[PROBLEM] Copy every line of the data in which the word "https" occurs.

*****

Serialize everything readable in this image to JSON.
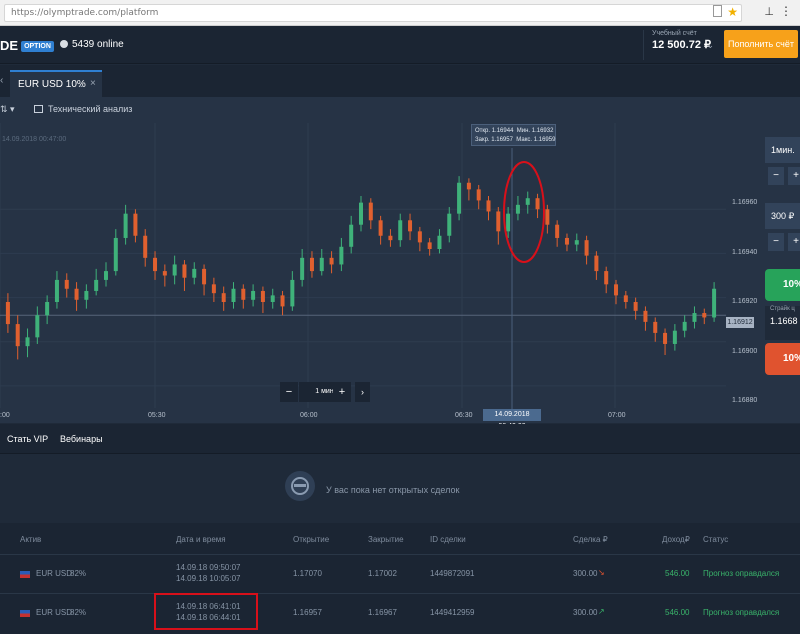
{
  "browser": {
    "url": "https://olymptrade.com/platform",
    "url_host": "https://olymptrade.com/",
    "url_path": "platform"
  },
  "header": {
    "logo_text": "DE",
    "logo_badge": "OPTION",
    "online_count": "5439 online",
    "account_label": "Учебный счёт",
    "account_balance": "12 500.72 ₽",
    "topup_label": "Пополнить счёт"
  },
  "tabs": [
    {
      "label": "EUR USD  10%"
    }
  ],
  "toolbar": {
    "analysis_label": "Технический анализ"
  },
  "chart": {
    "date_mark": "14.09.2018 00:47:00",
    "tooltip": {
      "open": "Откр. 1.16944",
      "low": "Мин. 1.16932",
      "close": "Закр. 1.16957",
      "high": "Макс. 1.16959"
    },
    "y_ticks": [
      "1.16960",
      "1.16940",
      "1.16920",
      "1.16900",
      "1.16880"
    ],
    "current_price": "1.16912",
    "x_ticks": [
      ":00",
      "05:30",
      "06:00",
      "06:30",
      "07:00"
    ],
    "x_highlight": "14.09.2018 06:40:00",
    "zoom_label": "1 мин"
  },
  "chart_data": {
    "type": "candlestick",
    "ylim": [
      1.1687,
      1.1699
    ],
    "current_price": 1.16912,
    "candles": [
      [
        1.16918,
        1.16908,
        1.16922,
        1.16904
      ],
      [
        1.16908,
        1.16898,
        1.16912,
        1.16892
      ],
      [
        1.16898,
        1.16902,
        1.16906,
        1.16893
      ],
      [
        1.16902,
        1.16912,
        1.16916,
        1.16899
      ],
      [
        1.16912,
        1.16918,
        1.16921,
        1.16908
      ],
      [
        1.16918,
        1.16928,
        1.16932,
        1.16915
      ],
      [
        1.16928,
        1.16924,
        1.16931,
        1.1692
      ],
      [
        1.16924,
        1.16919,
        1.16927,
        1.16914
      ],
      [
        1.16919,
        1.16923,
        1.16926,
        1.16915
      ],
      [
        1.16923,
        1.16928,
        1.16933,
        1.16921
      ],
      [
        1.16928,
        1.16932,
        1.16936,
        1.16925
      ],
      [
        1.16932,
        1.16947,
        1.16951,
        1.1693
      ],
      [
        1.16947,
        1.16958,
        1.16962,
        1.16944
      ],
      [
        1.16958,
        1.16948,
        1.1696,
        1.16945
      ],
      [
        1.16948,
        1.16938,
        1.16951,
        1.16934
      ],
      [
        1.16938,
        1.16932,
        1.16941,
        1.16928
      ],
      [
        1.16932,
        1.1693,
        1.16935,
        1.16925
      ],
      [
        1.1693,
        1.16935,
        1.16939,
        1.16926
      ],
      [
        1.16935,
        1.16929,
        1.16937,
        1.16923
      ],
      [
        1.16929,
        1.16933,
        1.16936,
        1.16926
      ],
      [
        1.16933,
        1.16926,
        1.16935,
        1.16921
      ],
      [
        1.16926,
        1.16922,
        1.16929,
        1.16918
      ],
      [
        1.16922,
        1.16918,
        1.16925,
        1.16914
      ],
      [
        1.16918,
        1.16924,
        1.16927,
        1.16915
      ],
      [
        1.16924,
        1.16919,
        1.16926,
        1.16915
      ],
      [
        1.16919,
        1.16923,
        1.16926,
        1.16916
      ],
      [
        1.16923,
        1.16918,
        1.16925,
        1.16913
      ],
      [
        1.16918,
        1.16921,
        1.16924,
        1.16915
      ],
      [
        1.16921,
        1.16916,
        1.16923,
        1.16912
      ],
      [
        1.16916,
        1.16928,
        1.16932,
        1.16914
      ],
      [
        1.16928,
        1.16938,
        1.16942,
        1.16925
      ],
      [
        1.16938,
        1.16932,
        1.16941,
        1.16929
      ],
      [
        1.16932,
        1.16938,
        1.16942,
        1.1693
      ],
      [
        1.16938,
        1.16935,
        1.16941,
        1.16931
      ],
      [
        1.16935,
        1.16943,
        1.16947,
        1.16932
      ],
      [
        1.16943,
        1.16953,
        1.16957,
        1.1694
      ],
      [
        1.16953,
        1.16963,
        1.16966,
        1.1695
      ],
      [
        1.16963,
        1.16955,
        1.16965,
        1.16951
      ],
      [
        1.16955,
        1.16948,
        1.16957,
        1.16944
      ],
      [
        1.16948,
        1.16946,
        1.16951,
        1.16943
      ],
      [
        1.16946,
        1.16955,
        1.16958,
        1.16943
      ],
      [
        1.16955,
        1.1695,
        1.16958,
        1.16946
      ],
      [
        1.1695,
        1.16945,
        1.16952,
        1.16941
      ],
      [
        1.16945,
        1.16942,
        1.16947,
        1.16939
      ],
      [
        1.16942,
        1.16948,
        1.16951,
        1.1694
      ],
      [
        1.16948,
        1.16958,
        1.16961,
        1.16945
      ],
      [
        1.16958,
        1.16972,
        1.16975,
        1.16955
      ],
      [
        1.16972,
        1.16969,
        1.16974,
        1.16964
      ],
      [
        1.16969,
        1.16964,
        1.16971,
        1.1696
      ],
      [
        1.16964,
        1.16959,
        1.16966,
        1.16955
      ],
      [
        1.16959,
        1.1695,
        1.16961,
        1.16944
      ],
      [
        1.1695,
        1.16958,
        1.16961,
        1.16947
      ],
      [
        1.16958,
        1.16962,
        1.16966,
        1.16955
      ],
      [
        1.16962,
        1.16965,
        1.16968,
        1.16958
      ],
      [
        1.16965,
        1.1696,
        1.16967,
        1.16956
      ],
      [
        1.1696,
        1.16953,
        1.16962,
        1.16949
      ],
      [
        1.16953,
        1.16947,
        1.16955,
        1.16943
      ],
      [
        1.16947,
        1.16944,
        1.16949,
        1.16941
      ],
      [
        1.16944,
        1.16946,
        1.16949,
        1.16941
      ],
      [
        1.16946,
        1.16939,
        1.16948,
        1.16935
      ],
      [
        1.16939,
        1.16932,
        1.16941,
        1.16928
      ],
      [
        1.16932,
        1.16926,
        1.16934,
        1.16922
      ],
      [
        1.16926,
        1.16921,
        1.16928,
        1.16917
      ],
      [
        1.16921,
        1.16918,
        1.16923,
        1.16915
      ],
      [
        1.16918,
        1.16914,
        1.1692,
        1.1691
      ],
      [
        1.16914,
        1.16909,
        1.16916,
        1.16905
      ],
      [
        1.16909,
        1.16904,
        1.16911,
        1.169
      ],
      [
        1.16904,
        1.16899,
        1.16906,
        1.16894
      ],
      [
        1.16899,
        1.16905,
        1.16908,
        1.16896
      ],
      [
        1.16905,
        1.16909,
        1.16912,
        1.16902
      ],
      [
        1.16909,
        1.16913,
        1.16916,
        1.16906
      ],
      [
        1.16913,
        1.16911,
        1.16915,
        1.16908
      ],
      [
        1.16911,
        1.16924,
        1.16927,
        1.16909
      ]
    ]
  },
  "side_panel": {
    "timeframe": "1мин.",
    "amount": "300 ₽",
    "up_label": "10%",
    "strike_label": "Страйк ц",
    "strike_value": "1.1668",
    "down_label": "10%"
  },
  "bottom_tabs": [
    "Стать VIP",
    "Вебинары"
  ],
  "empty_state": "У вас пока нет открытых сделок",
  "table": {
    "headers": [
      "Актив",
      "Дата и время",
      "Открытие",
      "Закрытие",
      "ID сделки",
      "Сделка ₽",
      "Доход₽",
      "Статус"
    ],
    "rows": [
      {
        "asset": "EUR USD",
        "pct": "82%",
        "dt1": "14.09.18 09:50:07",
        "dt2": "14.09.18 10:05:07",
        "open": "1.17070",
        "close": "1.17002",
        "id": "1449872091",
        "deal": "300.00",
        "income": "546.00",
        "status": "Прогноз оправдался"
      },
      {
        "asset": "EUR USD",
        "pct": "82%",
        "dt1": "14.09.18 06:41:01",
        "dt2": "14.09.18 06:44:01",
        "open": "1.16957",
        "close": "1.16967",
        "id": "1449412959",
        "deal": "300.00",
        "income": "546.00",
        "status": "Прогноз оправдался"
      }
    ]
  }
}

*****

[RESULT BELOW]
    "url": "https://olymptrade.com/platform",
    "url_host": "https://olymptrade.com/",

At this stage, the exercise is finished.